**Problem requirements**
Pick out and copy every line below that has the word "vielleicht".

+++

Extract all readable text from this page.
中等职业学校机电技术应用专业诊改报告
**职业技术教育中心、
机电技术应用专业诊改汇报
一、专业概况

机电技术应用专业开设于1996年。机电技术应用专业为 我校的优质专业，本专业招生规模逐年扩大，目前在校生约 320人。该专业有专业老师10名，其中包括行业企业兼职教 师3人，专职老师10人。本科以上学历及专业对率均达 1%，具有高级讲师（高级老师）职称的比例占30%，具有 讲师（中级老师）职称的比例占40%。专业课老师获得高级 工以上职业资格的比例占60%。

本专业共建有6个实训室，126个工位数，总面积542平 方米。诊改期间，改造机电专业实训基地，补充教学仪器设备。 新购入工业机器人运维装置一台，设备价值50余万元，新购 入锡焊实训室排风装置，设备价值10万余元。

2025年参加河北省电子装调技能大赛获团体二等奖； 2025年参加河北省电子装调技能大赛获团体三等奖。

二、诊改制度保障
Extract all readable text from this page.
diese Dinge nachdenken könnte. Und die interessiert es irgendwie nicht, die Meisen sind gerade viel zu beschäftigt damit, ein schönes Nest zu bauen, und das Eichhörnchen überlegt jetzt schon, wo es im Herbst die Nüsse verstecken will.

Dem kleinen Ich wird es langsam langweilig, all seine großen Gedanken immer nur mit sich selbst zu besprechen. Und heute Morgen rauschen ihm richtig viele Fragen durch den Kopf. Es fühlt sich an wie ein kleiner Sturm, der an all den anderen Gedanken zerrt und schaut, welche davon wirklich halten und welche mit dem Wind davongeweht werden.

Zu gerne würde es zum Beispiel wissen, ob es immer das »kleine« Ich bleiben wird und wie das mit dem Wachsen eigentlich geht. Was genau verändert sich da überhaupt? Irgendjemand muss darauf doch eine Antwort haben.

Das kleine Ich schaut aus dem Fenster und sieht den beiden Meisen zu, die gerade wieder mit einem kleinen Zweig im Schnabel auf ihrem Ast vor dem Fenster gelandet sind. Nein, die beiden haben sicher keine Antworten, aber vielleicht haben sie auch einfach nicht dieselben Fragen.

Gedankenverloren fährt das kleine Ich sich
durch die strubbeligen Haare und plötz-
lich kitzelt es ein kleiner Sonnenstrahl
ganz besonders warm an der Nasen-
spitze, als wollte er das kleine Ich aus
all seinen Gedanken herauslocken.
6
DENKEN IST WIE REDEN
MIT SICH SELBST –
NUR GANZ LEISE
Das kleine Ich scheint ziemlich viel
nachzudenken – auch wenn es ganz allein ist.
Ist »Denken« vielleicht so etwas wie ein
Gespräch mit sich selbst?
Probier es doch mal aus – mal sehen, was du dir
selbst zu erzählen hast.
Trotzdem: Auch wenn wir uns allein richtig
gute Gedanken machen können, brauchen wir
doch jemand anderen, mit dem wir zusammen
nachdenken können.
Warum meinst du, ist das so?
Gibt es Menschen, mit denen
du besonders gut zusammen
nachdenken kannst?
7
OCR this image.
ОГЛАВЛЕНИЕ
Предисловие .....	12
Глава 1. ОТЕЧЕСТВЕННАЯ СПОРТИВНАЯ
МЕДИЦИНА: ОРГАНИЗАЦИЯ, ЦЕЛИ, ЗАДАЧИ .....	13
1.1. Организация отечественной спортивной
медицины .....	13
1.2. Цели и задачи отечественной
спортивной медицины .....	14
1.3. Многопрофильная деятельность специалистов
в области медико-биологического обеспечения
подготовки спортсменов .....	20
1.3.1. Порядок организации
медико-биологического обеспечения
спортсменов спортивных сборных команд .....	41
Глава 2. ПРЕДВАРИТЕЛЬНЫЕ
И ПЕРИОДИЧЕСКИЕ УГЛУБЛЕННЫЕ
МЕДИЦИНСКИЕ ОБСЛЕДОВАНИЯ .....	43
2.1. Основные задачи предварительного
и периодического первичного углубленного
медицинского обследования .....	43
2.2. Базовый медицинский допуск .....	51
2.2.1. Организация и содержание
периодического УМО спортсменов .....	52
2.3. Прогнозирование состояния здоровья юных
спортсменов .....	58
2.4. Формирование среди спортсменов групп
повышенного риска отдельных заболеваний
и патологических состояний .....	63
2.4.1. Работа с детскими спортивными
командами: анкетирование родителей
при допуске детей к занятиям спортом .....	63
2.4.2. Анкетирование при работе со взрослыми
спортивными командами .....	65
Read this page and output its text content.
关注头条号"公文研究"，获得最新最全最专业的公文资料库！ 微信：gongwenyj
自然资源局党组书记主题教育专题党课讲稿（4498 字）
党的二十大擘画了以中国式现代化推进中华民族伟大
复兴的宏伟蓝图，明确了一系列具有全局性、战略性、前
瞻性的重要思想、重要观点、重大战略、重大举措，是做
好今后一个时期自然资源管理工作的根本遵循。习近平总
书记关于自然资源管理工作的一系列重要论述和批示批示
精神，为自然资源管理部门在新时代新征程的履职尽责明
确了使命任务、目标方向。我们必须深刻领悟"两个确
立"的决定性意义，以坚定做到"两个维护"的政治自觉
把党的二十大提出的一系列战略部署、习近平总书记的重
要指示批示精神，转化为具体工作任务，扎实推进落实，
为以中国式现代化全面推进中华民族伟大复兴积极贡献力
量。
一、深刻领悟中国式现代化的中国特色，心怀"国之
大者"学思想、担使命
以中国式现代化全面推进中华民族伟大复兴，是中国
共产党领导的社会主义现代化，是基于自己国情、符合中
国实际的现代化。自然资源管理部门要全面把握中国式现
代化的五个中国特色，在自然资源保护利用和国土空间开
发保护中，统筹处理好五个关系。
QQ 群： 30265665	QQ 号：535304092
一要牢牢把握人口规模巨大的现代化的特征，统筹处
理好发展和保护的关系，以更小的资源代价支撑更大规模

+++

**Written answer**
Das kleine Ich schaut aus dem Fenster und sieht den beiden Meisen zu, die gerade wieder mit einem kleinen Zweig im Schnabel auf ihrem Ast vor dem Fenster gelandet sind. Nein, die beiden haben sicher keine Antworten, aber vielleicht haben sie auch einfach nicht dieselben Fragen.
Ist »Denken« vielleicht so etwas wie ein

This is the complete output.